• [DIRECTIONS]:
A - Based on the forum thread on apistogramma caves, say whether each statement agrees with it. Answer yes or no for each, and quote the exact words from the thread that decide it. (i) The original poster keeps a pair of Apistogramma iniridae in a heavily planted 55-gallon tank. (ii) The coconut shell should be coated with silicone on the inside. (iii) The original poster intends to breed the fish.
B - Carry on the forum thread on apistogramma caves from the point where it stops.
** Start EXTRACT PROVIDED **
# apistogramma caves



## naegling23 (Jan 4, 2008)

Currently I have 1 pair of apistogramma iniridae in my heavily planted 55gal tank. I know apisto's like caves, but currently I have no rocks in the tank. Will they eventually find a place under some driftwood, or use the underside of a sword plant or something to act like a cave, or do I really need to get some rocks in there? And if I need some caves, how large are a good size to make them comfotable without being cramped?


----------



## DirtyBlackSocks (Jan 24, 2008)

Get a coconut shell and cut it in half - get as much of the husk off the outside as you can then cover the outside in silicone, roll it in whatever substrate you've got in the tank before the silicone dries so it coats the top of the coconut, then cut a small entrance/hole onto one side of the coconut half and put it into the tank - they're barely noticable and it makes it look like the apisto's are appearing from out of nowhere when they take residence up in em'.

You could also use java moss ect.


----------



## apistomaster (Jun 22, 2006)

Apistogramma iniridae eggs rarely hatch if the pH is above 5.0 and conductivity more than 25 microseimens.


----------



## naegling23 (Jan 4, 2008)

wow, pH of 5 and that low of conductivity....well, I dont plan on breeding any of my fish, I have the tank for show, if they spawn, they spawn. There is too much going on in my tank to expect them to surrvive anyway.

Thanks for the heads up on the conditions though, that way I wont get upset when they inevitably dont survive.

Anyway, I am still interested in the activity between the male and female, so spawning behavior is neat weather or not it is successful.


----------



## apistomaster (Jun 22, 2006)
** End EXTRACT PROVIDED **
** Start SUPPLIED MATERIAL **
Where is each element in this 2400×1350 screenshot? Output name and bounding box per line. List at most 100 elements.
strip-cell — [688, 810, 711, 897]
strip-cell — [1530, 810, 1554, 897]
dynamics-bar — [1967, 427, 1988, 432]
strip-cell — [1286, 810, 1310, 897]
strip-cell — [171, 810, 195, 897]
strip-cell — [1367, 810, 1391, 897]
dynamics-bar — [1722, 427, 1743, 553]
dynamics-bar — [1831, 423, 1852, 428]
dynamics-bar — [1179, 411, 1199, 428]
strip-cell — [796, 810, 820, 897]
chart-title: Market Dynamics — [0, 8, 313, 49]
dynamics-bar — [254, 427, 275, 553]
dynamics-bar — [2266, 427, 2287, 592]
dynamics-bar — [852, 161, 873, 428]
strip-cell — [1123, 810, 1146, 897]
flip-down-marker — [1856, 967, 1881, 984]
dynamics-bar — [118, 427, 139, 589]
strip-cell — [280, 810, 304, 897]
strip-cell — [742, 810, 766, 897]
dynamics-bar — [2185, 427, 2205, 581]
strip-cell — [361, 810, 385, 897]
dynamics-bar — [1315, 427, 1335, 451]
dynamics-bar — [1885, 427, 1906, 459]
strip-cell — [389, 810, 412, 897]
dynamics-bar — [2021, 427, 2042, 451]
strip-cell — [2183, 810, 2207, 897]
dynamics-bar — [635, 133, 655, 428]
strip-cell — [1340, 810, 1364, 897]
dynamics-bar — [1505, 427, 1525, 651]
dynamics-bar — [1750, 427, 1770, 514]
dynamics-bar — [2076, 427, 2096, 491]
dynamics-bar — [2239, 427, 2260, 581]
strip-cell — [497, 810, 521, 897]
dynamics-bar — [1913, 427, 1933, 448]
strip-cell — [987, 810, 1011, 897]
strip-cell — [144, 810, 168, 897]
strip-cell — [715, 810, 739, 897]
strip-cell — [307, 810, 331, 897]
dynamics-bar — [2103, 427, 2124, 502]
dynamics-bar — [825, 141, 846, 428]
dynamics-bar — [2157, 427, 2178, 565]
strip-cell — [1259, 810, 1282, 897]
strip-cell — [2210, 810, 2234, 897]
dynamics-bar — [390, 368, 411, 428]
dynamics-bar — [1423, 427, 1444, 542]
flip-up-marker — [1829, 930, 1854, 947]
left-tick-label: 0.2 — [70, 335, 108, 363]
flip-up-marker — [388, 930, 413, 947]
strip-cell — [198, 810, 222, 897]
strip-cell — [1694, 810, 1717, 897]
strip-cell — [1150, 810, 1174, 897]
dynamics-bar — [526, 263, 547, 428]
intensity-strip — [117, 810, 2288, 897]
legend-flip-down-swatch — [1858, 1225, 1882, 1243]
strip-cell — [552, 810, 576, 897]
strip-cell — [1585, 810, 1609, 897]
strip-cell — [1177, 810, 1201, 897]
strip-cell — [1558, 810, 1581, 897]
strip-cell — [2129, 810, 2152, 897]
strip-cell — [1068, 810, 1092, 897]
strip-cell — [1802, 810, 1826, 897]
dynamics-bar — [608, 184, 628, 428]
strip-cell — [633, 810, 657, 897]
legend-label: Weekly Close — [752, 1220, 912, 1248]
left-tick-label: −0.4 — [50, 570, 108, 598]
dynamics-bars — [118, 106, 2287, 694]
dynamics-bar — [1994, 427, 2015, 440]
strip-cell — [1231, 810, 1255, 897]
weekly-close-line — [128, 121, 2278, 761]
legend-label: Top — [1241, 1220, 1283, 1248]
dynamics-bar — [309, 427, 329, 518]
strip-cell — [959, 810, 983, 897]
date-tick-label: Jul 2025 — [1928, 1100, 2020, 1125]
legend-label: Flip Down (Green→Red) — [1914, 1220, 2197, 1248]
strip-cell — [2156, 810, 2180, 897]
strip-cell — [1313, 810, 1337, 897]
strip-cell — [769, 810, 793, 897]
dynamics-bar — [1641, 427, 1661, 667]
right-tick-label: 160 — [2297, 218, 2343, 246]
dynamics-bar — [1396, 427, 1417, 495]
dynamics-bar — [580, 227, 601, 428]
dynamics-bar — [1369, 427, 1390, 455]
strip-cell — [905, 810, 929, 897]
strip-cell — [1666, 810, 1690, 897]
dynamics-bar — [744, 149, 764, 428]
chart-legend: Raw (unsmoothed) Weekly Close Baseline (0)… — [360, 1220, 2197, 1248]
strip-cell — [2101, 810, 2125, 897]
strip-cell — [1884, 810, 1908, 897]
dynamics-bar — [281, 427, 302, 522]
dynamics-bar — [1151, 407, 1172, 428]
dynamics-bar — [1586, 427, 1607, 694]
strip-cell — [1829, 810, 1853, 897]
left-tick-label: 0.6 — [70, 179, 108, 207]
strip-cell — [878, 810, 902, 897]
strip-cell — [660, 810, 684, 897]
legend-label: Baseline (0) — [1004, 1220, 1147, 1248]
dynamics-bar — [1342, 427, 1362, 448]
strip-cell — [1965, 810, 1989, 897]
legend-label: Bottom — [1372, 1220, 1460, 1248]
** End SUPPLIED MATERIAL **
• [RESULTS FOR EACH TASK]:
A -
(i) Yes: "Currently I have 1 pair of apistogramma iniridae in my heavily planted 55gal tank."
(ii) No: "cover the outside in silicone"
(iii) No: "I dont plan on breeding any of my fish"

B -
Apistogramma iniridae will live in water with a pH of 7.5 and KH 6 GH6, TDS 340 ppm and conductivivity of 18- microseimens for sure. I know because I have six which are living with my ten Heckel Discus in water with the above parameters. Heckel Discus come from water with even lower conductivity and pH than A. iniridae.
I just wanted you to know what this Apisto requires for breeding. Keeping them isn't any more difficult than most Apistos.


----------



## naegling23 (Jan 4, 2008)

oops, should have proofread my post. I meant the eggs wouldnt survive. The fish have been in the tank for a few months and are doing great.


----------



## naegling23 (Jan 4, 2008)

I think ill go the coconut shell with java moss covering it. *** got plenty of that weed anyway, and I found a spot in my tank way in the back where I can make a cave...

A couple of questions, Im going to have to cut some holes in the shells for an entrance, any suggestions on how big? Should it be a tight fit, or more wide open?

Any problem with pesticides and stuff on the shells? Im planning on soaking and rinsinge them. Im assuming that any pesticides would have been removed along with the husk, but im unsure if they hit the shells with anything later. If there are going to be issues, I wont hesitate to buy those expensive shells sold specifically for fish.

Any good rum suggestions to go with my coconut? Im usually partial to brugal, but it can be a little tricky to find sometimes. (Oh come on, its friday, lets have some fun around here )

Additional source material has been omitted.